## Extrait du document:
##########
Autre limite de l'ARDH, le risque de superposition avec les aides existantes de la CRAM (aide ménagère à domicile, garde à domicile, portage des repas, livraison des courses...). « Le dispositif a engendré un déséquilibre avec les dispositifs antérieurs, qui a conduit, dans un premier temps, à un empilement et un manque de lisibilité », estime Françoise Baudin. « Au début, les personnes âgées mélangeaient toutes les aides », confirme Annie Rodriguez, assistante sociale à la CRAM. Face à cette situation, la caisse a donc harmonisé l'ensemble des aides en début d'année. L'amélioration des outils de communication et de traitement des dossiers est également vivement attendue. « Pour l'instant, fax et téléphone sont nos seuls moyens de communiquer avec les services sociaux des hôpitaux, remarque Gérard Steibel. Avec la généralisation du dispositif, il va falloir passer au courrier électronique et procéder à un traitement automatisé des demandes. » Dernier bémol, l'ensemble du territoire est encore loin d'être couvert par le dispositif.
##########
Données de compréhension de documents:
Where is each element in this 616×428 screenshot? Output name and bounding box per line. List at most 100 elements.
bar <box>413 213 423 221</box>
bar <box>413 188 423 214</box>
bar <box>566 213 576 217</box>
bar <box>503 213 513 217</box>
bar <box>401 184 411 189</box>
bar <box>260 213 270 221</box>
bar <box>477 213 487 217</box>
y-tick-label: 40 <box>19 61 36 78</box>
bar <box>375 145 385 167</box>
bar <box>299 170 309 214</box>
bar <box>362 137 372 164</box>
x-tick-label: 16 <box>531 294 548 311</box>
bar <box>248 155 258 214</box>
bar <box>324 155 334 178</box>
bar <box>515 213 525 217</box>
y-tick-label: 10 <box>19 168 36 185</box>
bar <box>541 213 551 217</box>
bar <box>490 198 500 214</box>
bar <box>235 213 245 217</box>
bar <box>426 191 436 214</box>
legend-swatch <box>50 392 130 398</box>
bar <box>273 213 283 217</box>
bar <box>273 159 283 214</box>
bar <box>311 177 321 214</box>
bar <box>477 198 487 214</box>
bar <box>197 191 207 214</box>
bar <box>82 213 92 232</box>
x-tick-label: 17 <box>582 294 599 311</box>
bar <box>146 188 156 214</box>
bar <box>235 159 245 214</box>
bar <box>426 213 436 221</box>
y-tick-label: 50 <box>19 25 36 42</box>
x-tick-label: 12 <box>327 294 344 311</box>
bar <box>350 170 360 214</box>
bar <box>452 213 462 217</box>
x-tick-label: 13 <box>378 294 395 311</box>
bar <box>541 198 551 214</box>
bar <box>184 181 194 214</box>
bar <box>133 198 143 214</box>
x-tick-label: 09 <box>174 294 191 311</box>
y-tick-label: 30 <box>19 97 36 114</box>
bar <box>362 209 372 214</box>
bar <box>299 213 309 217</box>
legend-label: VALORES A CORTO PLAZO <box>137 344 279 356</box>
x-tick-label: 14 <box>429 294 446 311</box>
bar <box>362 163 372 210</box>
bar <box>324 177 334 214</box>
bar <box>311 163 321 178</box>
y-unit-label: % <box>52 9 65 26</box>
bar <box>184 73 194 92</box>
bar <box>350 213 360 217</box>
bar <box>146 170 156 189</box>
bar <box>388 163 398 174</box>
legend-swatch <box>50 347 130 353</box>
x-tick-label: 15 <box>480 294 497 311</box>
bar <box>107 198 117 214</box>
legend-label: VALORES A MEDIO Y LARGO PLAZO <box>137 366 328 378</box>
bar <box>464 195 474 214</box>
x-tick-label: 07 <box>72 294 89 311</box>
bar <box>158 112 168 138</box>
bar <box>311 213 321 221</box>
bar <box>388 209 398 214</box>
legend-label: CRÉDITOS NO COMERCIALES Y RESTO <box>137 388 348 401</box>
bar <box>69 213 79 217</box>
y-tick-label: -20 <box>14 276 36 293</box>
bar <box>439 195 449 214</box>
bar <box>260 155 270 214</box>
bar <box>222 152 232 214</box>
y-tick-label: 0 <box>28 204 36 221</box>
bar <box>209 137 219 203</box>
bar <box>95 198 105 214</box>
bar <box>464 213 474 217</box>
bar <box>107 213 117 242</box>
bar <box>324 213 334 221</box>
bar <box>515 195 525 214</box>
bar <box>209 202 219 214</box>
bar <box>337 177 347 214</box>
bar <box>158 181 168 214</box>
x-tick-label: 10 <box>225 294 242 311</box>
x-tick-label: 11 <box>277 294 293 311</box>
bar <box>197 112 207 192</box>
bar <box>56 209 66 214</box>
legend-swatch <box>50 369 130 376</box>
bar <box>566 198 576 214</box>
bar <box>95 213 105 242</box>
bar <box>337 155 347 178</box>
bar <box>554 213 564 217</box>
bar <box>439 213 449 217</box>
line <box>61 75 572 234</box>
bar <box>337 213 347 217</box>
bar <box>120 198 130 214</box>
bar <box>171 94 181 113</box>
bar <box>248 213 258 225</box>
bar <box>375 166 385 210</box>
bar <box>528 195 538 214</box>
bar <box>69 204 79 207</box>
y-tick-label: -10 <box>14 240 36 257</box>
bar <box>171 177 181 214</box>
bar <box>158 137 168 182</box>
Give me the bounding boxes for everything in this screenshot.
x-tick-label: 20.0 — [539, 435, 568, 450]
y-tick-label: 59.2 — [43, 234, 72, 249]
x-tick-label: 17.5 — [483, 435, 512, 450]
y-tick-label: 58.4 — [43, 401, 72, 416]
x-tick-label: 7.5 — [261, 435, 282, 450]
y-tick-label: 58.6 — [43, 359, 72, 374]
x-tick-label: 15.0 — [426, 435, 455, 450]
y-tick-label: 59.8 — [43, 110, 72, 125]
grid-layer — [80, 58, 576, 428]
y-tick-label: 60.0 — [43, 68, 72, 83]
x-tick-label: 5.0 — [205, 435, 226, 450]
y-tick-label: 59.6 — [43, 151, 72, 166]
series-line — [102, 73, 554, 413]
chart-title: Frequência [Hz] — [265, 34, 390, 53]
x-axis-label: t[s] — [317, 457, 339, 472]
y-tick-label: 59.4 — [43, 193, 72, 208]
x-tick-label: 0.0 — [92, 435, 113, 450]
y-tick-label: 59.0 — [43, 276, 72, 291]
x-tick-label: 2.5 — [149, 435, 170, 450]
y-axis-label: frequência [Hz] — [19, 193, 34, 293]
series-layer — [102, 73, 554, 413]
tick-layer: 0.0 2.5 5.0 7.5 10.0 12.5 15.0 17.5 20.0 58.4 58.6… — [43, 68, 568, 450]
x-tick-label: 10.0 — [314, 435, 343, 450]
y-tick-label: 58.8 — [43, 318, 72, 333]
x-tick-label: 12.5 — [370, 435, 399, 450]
##########
## Activité 1:
Répondez aux questions suivantes à partir de l'extrait sur l'ARDH :
(a) Quelle fonction Annie Rodriguez occupe-t-elle à la CRAM ?
(b) À quel moment la caisse a-t-elle harmonisé l'ensemble des aides ?
(c) D'après Gérard Steibel, quels sont pour l'instant les seuls moyens de communiquer avec les services sociaux des hôpitaux ?
## Activité 2:
Poursuivez l'extrait sur l'ARDH après sa dernière phrase.

## Réponse rédigée 1:
(a) Elle est assistante sociale.
(b) En début d'année.
(c) Le fax et le téléphone.

## Réponse rédigée 2:
L'aide au retour à domicile après hospi-talisation a toutefois permis d'enclencher une dynamique positive, que les membres de la caisse régionale d'assurance maladie souhaiteraient d'ailleurs voir étendue. D'autre part, la coordination entre les travailleurs sociaux des hôpitaux et de la CRAM pourrait préfigurer une coopération avec ceux des conseils généraux, notamment en ce qui concerne la mise en place de l'APA. « A l'issue des deux à trois mois d'ARDH, on risque de se retrouver avec des ruptures, le temps de la mise en place du dossier APA », prévient Catherine Foujannet, assistante sociale à la caisse. « Ce que l'on souhaite désormais voir évoluer, c'est la reconnaissance mutuelle des évaluations des travailleurs sociaux de la CRAM et du conseil général, confirme Françoise Baudin. Cela permettrait la mise en œuvre immédiate d'une APA. »

Pour l'heure, aucune enquête de satisfaction formalisée n'a été réalisée auprès des bénéficiaires. La seule indication provient des assistantes sociales de terrain, qui assurent avoir un retour très positif. « Les personnes âgées sont ravies de cette réactivité à leur sortie d'hôpital mêmes si elles ne comprennent pas toujours que l'aide ne dure que deux à trois mois, raconte Catherine Foujeannet. Ce qu'elles retiennent par-dessus tout, c'est la rapidité de l'intervention. »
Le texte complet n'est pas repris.